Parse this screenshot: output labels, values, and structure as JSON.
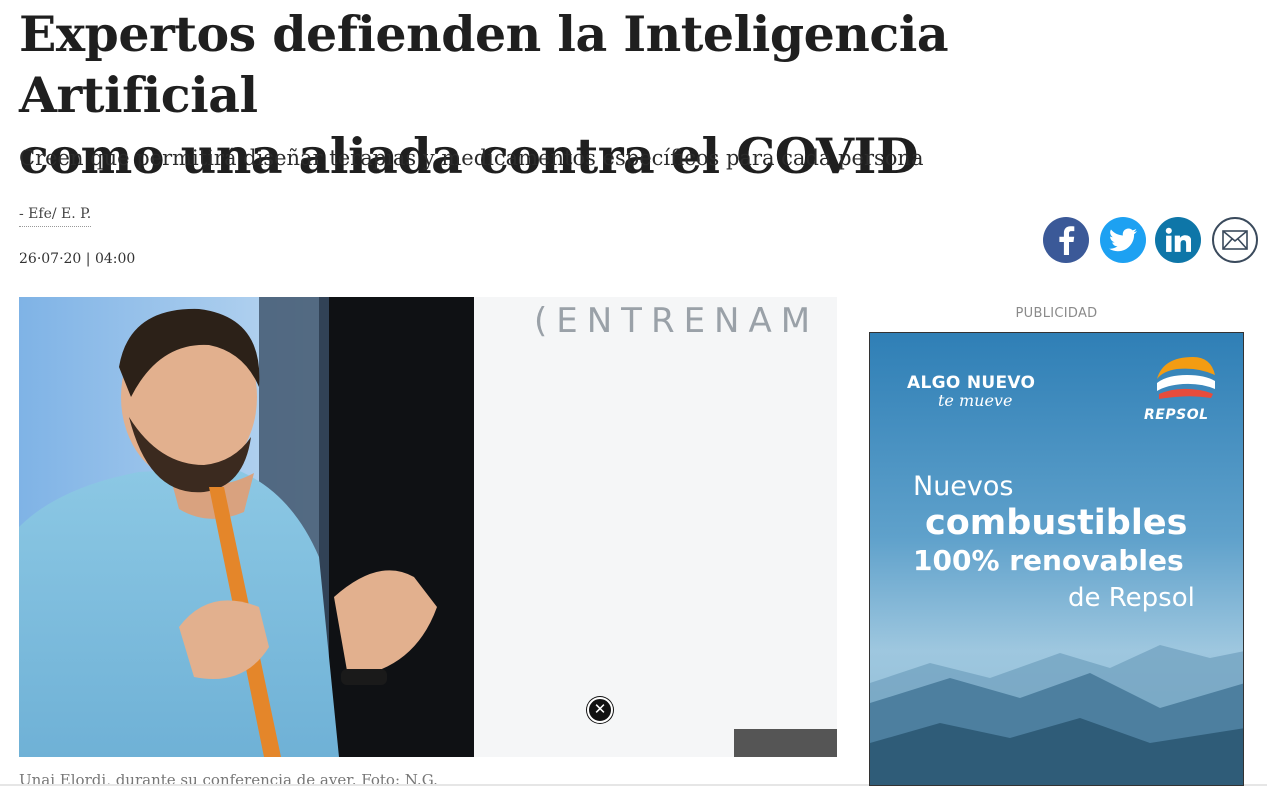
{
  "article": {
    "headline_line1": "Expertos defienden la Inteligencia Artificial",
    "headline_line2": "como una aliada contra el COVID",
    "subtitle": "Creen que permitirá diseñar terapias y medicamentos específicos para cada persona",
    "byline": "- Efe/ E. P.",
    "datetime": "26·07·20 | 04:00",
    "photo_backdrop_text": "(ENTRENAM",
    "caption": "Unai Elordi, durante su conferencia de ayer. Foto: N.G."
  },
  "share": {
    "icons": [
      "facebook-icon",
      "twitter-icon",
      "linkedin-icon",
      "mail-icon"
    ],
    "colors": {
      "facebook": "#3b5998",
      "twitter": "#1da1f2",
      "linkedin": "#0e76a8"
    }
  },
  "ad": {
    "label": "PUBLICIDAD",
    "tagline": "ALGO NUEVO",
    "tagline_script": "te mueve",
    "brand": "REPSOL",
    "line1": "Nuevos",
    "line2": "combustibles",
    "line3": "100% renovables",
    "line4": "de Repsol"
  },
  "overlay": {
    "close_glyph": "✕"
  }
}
□ □ □
What you are asked to do:
Every record above should come back exactly, but without its pictures.

Finished exercise:
Parse this screenshot: output labels, values, and structure as JSON.
{
  "article": {
    "headline_line1": "Expertos defienden la Inteligencia Artificial",
    "headline_line2": "como una aliada contra el COVID",
    "subtitle": "Creen que permitirá diseñar terapias y medicamentos específicos para cada persona",
    "byline": "- Efe/ E. P.",
    "datetime": "26·07·20 | 04:00",
    "photo_backdrop_text": "(ENTRENAM",
    "caption": "Unai Elordi, durante su conferencia de ayer. Foto: N.G."
  },
  "share": {
    "icons": [
      "facebook-icon",
      "twitter-icon",
      "linkedin-icon",
      "mail-icon"
    ],
    "colors": {
      "facebook": "#3b5998",
      "twitter": "#1da1f2",
      "linkedin": "#0e76a8"
    }
  },
  "ad": {
    "label": "PUBLICIDAD",
    "tagline": "ALGO NUEVO",
    "tagline_script": "te mueve",
    "brand": "REPSOL",
    "line1": "Nuevos",
    "line2": "combustibles",
    "line3": "100% renovables",
    "line4": "de Repsol"
  },
  "overlay": {
    "close_glyph": "✕"
  }
}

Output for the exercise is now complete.